- Your instructions
All lines holding the string "will" are to be shown.

(Stored data)
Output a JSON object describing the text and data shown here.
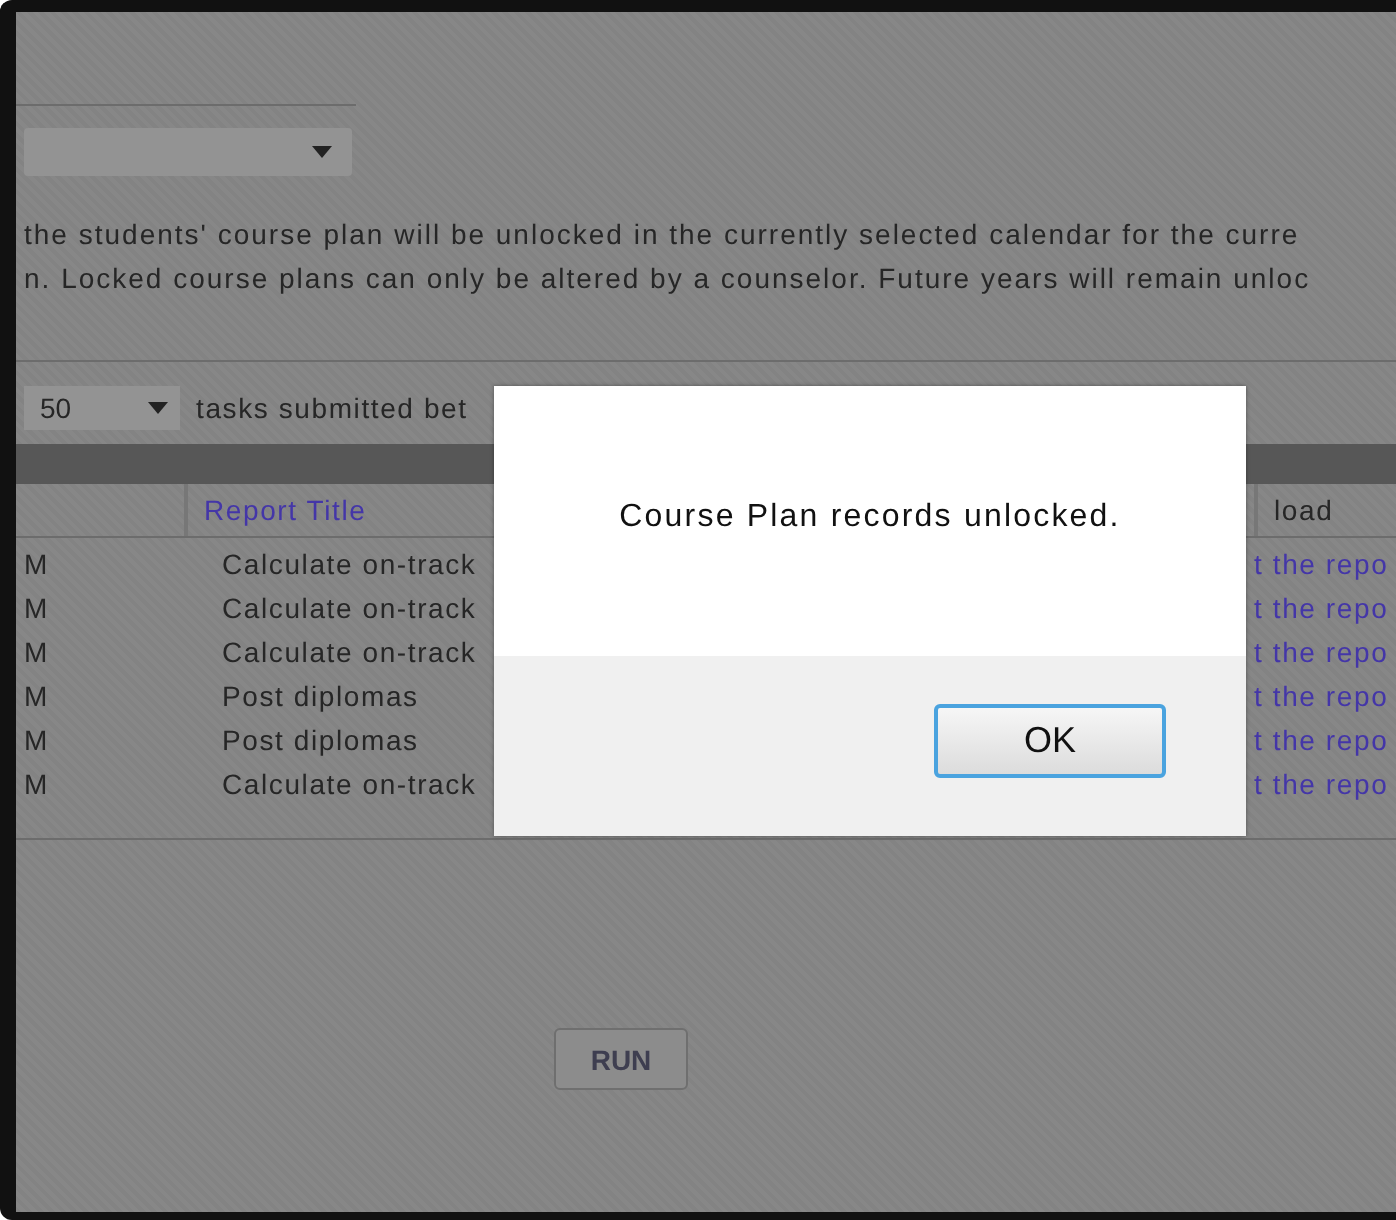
{
  "calendar_dropdown": {
    "open": false
  },
  "notice": [
    "the students' course plan will be unlocked in the currently selected calendar for the curre",
    "n. Locked course plans can only be altered by a counselor. Future years will remain unloc"
  ],
  "page_size": {
    "value": "50"
  },
  "filter_label": "tasks submitted bet",
  "table": {
    "columns": [
      {
        "label": "Report Title",
        "kind": "link"
      },
      {
        "label": "load",
        "kind": "plain"
      }
    ],
    "rows": [
      {
        "column_1": "M",
        "report_title": "Calculate on-track",
        "column_3": "t the repo"
      },
      {
        "column_1": "M",
        "report_title": "Calculate on-track",
        "column_3": "t the repo"
      },
      {
        "column_1": "M",
        "report_title": "Calculate on-track",
        "column_3": "t the repo"
      },
      {
        "column_1": "M",
        "report_title": "Post diplomas",
        "column_3": "t the repo"
      },
      {
        "column_1": "M",
        "report_title": "Post diplomas",
        "column_3": "t the repo"
      },
      {
        "column_1": "M",
        "report_title": "Calculate on-track",
        "column_3": "t the repo"
      }
    ]
  },
  "run_button": {
    "label": "RUN",
    "disabled": true
  },
  "dialog": {
    "message": "Course Plan records unlocked.",
    "buttons": [
      {
        "label": "OK",
        "focused": true
      }
    ]
  }
}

- Solution to the exercise
    "the students' course plan will be unlocked in the currently selected calendar for the curre",
    "n. Locked course plans can only be altered by a counselor. Future years will remain unloc"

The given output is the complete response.